* Task goal *
Can you write out the whole listing exactly?

── Input rows ──

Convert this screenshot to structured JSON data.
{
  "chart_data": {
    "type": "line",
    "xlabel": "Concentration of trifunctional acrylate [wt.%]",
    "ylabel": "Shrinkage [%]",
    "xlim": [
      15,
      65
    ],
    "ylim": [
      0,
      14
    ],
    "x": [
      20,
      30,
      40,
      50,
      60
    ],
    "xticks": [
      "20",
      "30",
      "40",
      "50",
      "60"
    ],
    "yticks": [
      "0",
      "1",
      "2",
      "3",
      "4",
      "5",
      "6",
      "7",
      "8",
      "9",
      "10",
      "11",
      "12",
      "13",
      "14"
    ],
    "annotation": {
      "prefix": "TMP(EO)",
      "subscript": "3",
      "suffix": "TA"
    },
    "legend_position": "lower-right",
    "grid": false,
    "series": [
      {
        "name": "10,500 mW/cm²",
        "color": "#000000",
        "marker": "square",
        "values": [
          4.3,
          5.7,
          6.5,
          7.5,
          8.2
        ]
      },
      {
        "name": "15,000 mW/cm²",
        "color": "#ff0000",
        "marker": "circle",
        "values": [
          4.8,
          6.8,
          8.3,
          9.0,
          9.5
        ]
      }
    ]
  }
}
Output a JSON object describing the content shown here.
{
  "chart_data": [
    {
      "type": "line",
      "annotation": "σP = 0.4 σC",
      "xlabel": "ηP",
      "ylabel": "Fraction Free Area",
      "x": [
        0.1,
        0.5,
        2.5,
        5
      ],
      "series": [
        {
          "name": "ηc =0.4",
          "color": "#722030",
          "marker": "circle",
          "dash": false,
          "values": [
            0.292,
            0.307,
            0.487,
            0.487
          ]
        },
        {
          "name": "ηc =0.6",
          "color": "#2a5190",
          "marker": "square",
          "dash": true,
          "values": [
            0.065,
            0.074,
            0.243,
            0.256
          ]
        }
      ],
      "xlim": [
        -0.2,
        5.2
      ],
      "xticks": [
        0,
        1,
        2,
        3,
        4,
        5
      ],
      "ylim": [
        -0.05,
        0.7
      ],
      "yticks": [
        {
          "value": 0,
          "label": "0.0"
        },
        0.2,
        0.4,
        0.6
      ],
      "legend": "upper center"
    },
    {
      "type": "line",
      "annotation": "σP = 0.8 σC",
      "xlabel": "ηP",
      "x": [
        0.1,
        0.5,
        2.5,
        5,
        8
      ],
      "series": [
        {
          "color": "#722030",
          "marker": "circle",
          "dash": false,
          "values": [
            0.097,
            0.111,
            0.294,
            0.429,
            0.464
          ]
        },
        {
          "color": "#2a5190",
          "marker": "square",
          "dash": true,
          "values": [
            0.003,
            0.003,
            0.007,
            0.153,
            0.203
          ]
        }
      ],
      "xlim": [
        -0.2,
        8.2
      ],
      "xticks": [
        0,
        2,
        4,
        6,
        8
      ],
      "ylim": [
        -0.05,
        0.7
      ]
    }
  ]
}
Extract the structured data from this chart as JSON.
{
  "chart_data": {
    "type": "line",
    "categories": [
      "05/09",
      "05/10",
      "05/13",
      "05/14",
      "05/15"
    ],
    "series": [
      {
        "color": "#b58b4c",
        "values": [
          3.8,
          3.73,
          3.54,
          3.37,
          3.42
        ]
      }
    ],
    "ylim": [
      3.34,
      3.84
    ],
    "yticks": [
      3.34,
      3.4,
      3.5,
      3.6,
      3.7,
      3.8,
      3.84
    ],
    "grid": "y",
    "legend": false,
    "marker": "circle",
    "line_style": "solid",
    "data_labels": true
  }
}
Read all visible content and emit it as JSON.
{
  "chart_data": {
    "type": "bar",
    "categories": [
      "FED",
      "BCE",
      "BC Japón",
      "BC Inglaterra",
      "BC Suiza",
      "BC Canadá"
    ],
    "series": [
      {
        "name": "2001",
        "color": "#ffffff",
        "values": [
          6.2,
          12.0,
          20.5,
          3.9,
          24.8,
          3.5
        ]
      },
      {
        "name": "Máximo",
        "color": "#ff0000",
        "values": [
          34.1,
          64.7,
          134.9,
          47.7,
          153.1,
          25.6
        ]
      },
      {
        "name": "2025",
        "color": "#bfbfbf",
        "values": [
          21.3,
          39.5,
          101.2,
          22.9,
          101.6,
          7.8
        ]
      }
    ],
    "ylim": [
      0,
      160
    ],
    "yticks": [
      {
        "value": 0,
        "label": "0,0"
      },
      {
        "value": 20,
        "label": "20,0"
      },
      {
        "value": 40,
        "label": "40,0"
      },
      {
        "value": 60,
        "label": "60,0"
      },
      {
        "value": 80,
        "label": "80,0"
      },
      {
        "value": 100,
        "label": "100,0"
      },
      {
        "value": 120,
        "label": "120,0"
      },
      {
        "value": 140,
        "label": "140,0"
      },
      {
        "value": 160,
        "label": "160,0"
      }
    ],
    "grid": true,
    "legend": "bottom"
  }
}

───

* Answer *
Convert this screenshot to structured JSON data.
{
  "chart_data": {
    "type": "line",
    "xlabel": "Concentration of trifunctional acrylate [wt.%]",
    "ylabel": "Shrinkage [%]",
    "xlim": [
      15,
      65
    ],
    "ylim": [
      0,
      14
    ],
    "x": [
      20,
      30,
      40,
      50,
      60
    ],
    "xticks": [
      "20",
      "30",
      "40",
      "50",
      "60"
    ],
    "yticks": [
      "0",
      "1",
      "2",
      "3",
      "4",
      "5",
      "6",
      "7",
      "8",
      "9",
      "10",
      "11",
      "12",
      "13",
      "14"
    ],
    "annotation": {
      "prefix": "TMP(EO)",
      "subscript": "3",
      "suffix": "TA"
    },
    "legend_position": "lower-right",
    "grid": false,
    "series": [
      {
        "name": "10,500 mW/cm²",
        "color": "#000000",
        "marker": "square",
        "values": [
          4.3,
          5.7,
          6.5,
          7.5,
          8.2
        ]
      },
      {
        "name": "15,000 mW/cm²",
        "color": "#ff0000",
        "marker": "circle",
        "values": [
          4.8,
          6.8,
          8.3,
          9.0,
          9.5
        ]
      }
    ]
  }
}
Output a JSON object describing the content shown here.
{
  "chart_data": [
    {
      "type": "line",
      "annotation": "σP = 0.4 σC",
      "xlabel": "ηP",
      "ylabel": "Fraction Free Area",
      "x": [
        0.1,
        0.5,
        2.5,
        5
      ],
      "series": [
        {
          "name": "ηc =0.4",
          "color": "#722030",
          "marker": "circle",
          "dash": false,
          "values": [
            0.292,
            0.307,
            0.487,
            0.487
          ]
        },
        {
          "name": "ηc =0.6",
          "color": "#2a5190",
          "marker": "square",
          "dash": true,
          "values": [
            0.065,
            0.074,
            0.243,
            0.256
          ]
        }
      ],
      "xlim": [
        -0.2,
        5.2
      ],
      "xticks": [
        0,
        1,
        2,
        3,
        4,
        5
      ],
      "ylim": [
        -0.05,
        0.7
      ],
      "yticks": [
        {
          "value": 0,
          "label": "0.0"
        },
        0.2,
        0.4,
        0.6
      ],
      "legend": "upper center"
    },
    {
      "type": "line",
      "annotation": "σP = 0.8 σC",
      "xlabel": "ηP",
      "x": [
        0.1,
        0.5,
        2.5,
        5,
        8
      ],
      "series": [
        {
          "color": "#722030",
          "marker": "circle",
          "dash": false,
          "values": [
            0.097,
            0.111,
            0.294,
            0.429,
            0.464
          ]
        },
        {
          "color": "#2a5190",
          "marker": "square",
          "dash": true,
          "values": [
            0.003,
            0.003,
            0.007,
            0.153,
            0.203
          ]
        }
      ],
      "xlim": [
        -0.2,
        8.2
      ],
      "xticks": [
        0,
        2,
        4,
        6,
        8
      ],
      "ylim": [
        -0.05,
        0.7
      ]
    }
  ]
}
Extract the structured data from this chart as JSON.
{
  "chart_data": {
    "type": "line",
    "categories": [
      "05/09",
      "05/10",
      "05/13",
      "05/14",
      "05/15"
    ],
    "series": [
      {
        "color": "#b58b4c",
        "values": [
          3.8,
          3.73,
          3.54,
          3.37,
          3.42
        ]
      }
    ],
    "ylim": [
      3.34,
      3.84
    ],
    "yticks": [
      3.34,
      3.4,
      3.5,
      3.6,
      3.7,
      3.8,
      3.84
    ],
    "grid": "y",
    "legend": false,
    "marker": "circle",
    "line_style": "solid",
    "data_labels": true
  }
}
Read all visible content and emit it as JSON.
{
  "chart_data": {
    "type": "bar",
    "categories": [
      "FED",
      "BCE",
      "BC Japón",
      "BC Inglaterra",
      "BC Suiza",
      "BC Canadá"
    ],
    "series": [
      {
        "name": "2001",
        "color": "#ffffff",
        "values": [
          6.2,
          12.0,
          20.5,
          3.9,
          24.8,
          3.5
        ]
      },
      {
        "name": "Máximo",
        "color": "#ff0000",
        "values": [
          34.1,
          64.7,
          134.9,
          47.7,
          153.1,
          25.6
        ]
      },
      {
        "name": "2025",
        "color": "#bfbfbf",
        "values": [
          21.3,
          39.5,
          101.2,
          22.9,
          101.6,
          7.8
        ]
      }
    ],
    "ylim": [
      0,
      160
    ],
    "yticks": [
      {
        "value": 0,
        "label": "0,0"
      },
      {
        "value": 20,
        "label": "20,0"
      },
      {
        "value": 40,
        "label": "40,0"
      },
      {
        "value": 60,
        "label": "60,0"
      },
      {
        "value": 80,
        "label": "80,0"
      },
      {
        "value": 100,
        "label": "100,0"
      },
      {
        "value": 120,
        "label": "120,0"
      },
      {
        "value": 140,
        "label": "140,0"
      },
      {
        "value": 160,
        "label": "160,0"
      }
    ],
    "grid": true,
    "legend": "bottom"
  }
}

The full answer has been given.